#### Stated exercise
Please copy every line in the rows below without any change, starting with the line containing "Patent image size: (1452, 969)." and going on through the line containing "The high-frequency treatment", with both of those lines included.

-- Begin --

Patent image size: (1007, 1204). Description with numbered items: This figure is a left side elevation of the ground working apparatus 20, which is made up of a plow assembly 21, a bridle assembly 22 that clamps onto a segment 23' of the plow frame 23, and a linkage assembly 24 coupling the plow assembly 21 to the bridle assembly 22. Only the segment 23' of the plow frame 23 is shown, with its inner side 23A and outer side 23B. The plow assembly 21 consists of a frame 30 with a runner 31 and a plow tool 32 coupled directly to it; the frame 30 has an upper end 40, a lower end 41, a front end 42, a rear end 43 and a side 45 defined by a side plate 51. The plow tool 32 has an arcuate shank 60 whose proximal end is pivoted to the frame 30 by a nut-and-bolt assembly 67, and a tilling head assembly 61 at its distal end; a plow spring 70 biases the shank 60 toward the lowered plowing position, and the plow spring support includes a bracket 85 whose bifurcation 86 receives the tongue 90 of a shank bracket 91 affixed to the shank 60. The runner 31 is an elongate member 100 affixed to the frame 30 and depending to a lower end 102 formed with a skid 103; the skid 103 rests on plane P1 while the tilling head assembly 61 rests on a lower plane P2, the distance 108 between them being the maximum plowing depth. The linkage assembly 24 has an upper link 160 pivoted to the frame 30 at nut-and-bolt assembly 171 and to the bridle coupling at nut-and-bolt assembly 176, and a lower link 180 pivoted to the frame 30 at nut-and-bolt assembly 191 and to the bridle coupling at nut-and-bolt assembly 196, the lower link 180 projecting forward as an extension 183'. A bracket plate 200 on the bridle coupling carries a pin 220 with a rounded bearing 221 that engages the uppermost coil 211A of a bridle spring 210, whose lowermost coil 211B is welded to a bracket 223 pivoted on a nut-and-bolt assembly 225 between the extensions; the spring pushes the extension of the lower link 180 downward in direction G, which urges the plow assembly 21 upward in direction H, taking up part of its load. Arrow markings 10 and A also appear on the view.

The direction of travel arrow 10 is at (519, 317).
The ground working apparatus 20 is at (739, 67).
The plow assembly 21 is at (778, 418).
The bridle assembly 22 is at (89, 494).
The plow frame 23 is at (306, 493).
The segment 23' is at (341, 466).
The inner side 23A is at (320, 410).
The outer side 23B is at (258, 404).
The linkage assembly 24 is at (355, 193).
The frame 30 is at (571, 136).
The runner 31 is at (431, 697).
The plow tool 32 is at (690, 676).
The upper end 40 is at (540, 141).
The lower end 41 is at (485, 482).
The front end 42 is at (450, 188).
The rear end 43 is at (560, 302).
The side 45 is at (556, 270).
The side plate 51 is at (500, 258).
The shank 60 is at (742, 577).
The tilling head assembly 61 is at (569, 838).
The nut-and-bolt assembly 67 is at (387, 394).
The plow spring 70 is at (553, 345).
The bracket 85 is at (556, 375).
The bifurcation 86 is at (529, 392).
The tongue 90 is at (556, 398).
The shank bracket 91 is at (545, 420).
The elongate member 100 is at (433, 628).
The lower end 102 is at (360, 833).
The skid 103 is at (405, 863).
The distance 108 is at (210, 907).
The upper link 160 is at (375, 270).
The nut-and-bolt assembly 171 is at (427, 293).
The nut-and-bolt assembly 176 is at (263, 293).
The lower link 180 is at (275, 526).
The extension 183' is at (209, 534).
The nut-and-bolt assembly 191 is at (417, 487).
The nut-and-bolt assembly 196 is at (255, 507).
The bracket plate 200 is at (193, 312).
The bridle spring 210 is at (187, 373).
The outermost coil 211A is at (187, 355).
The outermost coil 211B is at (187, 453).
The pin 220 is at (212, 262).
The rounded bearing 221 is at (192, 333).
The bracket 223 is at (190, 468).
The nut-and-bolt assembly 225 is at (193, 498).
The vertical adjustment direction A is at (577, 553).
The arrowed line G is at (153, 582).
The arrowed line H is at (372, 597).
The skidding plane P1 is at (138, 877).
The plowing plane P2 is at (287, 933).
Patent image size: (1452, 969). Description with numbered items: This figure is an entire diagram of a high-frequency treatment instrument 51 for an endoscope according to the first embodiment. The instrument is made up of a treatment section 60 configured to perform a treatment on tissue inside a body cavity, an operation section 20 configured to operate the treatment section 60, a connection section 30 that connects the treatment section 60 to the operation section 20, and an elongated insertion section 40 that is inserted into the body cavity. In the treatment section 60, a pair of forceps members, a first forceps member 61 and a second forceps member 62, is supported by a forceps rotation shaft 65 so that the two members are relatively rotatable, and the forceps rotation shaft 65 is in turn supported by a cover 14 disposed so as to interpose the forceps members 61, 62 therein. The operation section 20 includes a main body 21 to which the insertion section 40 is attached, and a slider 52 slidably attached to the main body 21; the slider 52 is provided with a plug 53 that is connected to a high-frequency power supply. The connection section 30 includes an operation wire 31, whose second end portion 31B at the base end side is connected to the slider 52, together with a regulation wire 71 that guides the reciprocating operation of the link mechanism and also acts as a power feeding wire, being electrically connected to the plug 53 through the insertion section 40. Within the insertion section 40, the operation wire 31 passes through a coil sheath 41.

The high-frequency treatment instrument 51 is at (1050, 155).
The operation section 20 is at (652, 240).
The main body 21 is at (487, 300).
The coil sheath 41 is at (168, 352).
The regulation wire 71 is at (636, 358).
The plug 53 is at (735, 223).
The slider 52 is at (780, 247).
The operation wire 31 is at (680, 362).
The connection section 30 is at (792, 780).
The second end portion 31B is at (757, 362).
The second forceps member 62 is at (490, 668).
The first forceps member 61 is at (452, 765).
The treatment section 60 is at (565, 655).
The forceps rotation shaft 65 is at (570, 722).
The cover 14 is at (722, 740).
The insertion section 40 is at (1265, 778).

-- End --

#### Solution to this task
Patent image size: (1452, 969). Description with numbered items: This figure is an entire diagram of a high-frequency treatment instrument 51 for an endoscope according to the first embodiment. The instrument is made up of a treatment section 60 configured to perform a treatment on tissue inside a body cavity, an operation section 20 configured to operate the treatment section 60, a connection section 30 that connects the treatment section 60 to the operation section 20, and an elongated insertion section 40 that is inserted into the body cavity. In the treatment section 60, a pair of forceps members, a first forceps member 61 and a second forceps member 62, is supported by a forceps rotation shaft 65 so that the two members are relatively rotatable, and the forceps rotation shaft 65 is in turn supported by a cover 14 disposed so as to interpose the forceps members 61, 62 therein. The operation section 20 includes a main body 21 to which the insertion section 40 is attached, and a slider 52 slidably attached to the main body 21; the slider 52 is provided with a plug 53 that is connected to a high-frequency power supply. The connection section 30 includes an operation wire 31, whose second end portion 31B at the base end side is connected to the slider 52, together with a regulation wire 71 that guides the reciprocating operation of the link mechanism and also acts as a power feeding wire, being electrically connected to the plug 53 through the insertion section 40. Within the insertion section 40, the operation wire 31 passes through a coil sheath 41.

The high-frequency treatment instrument 51 is at (1050, 155).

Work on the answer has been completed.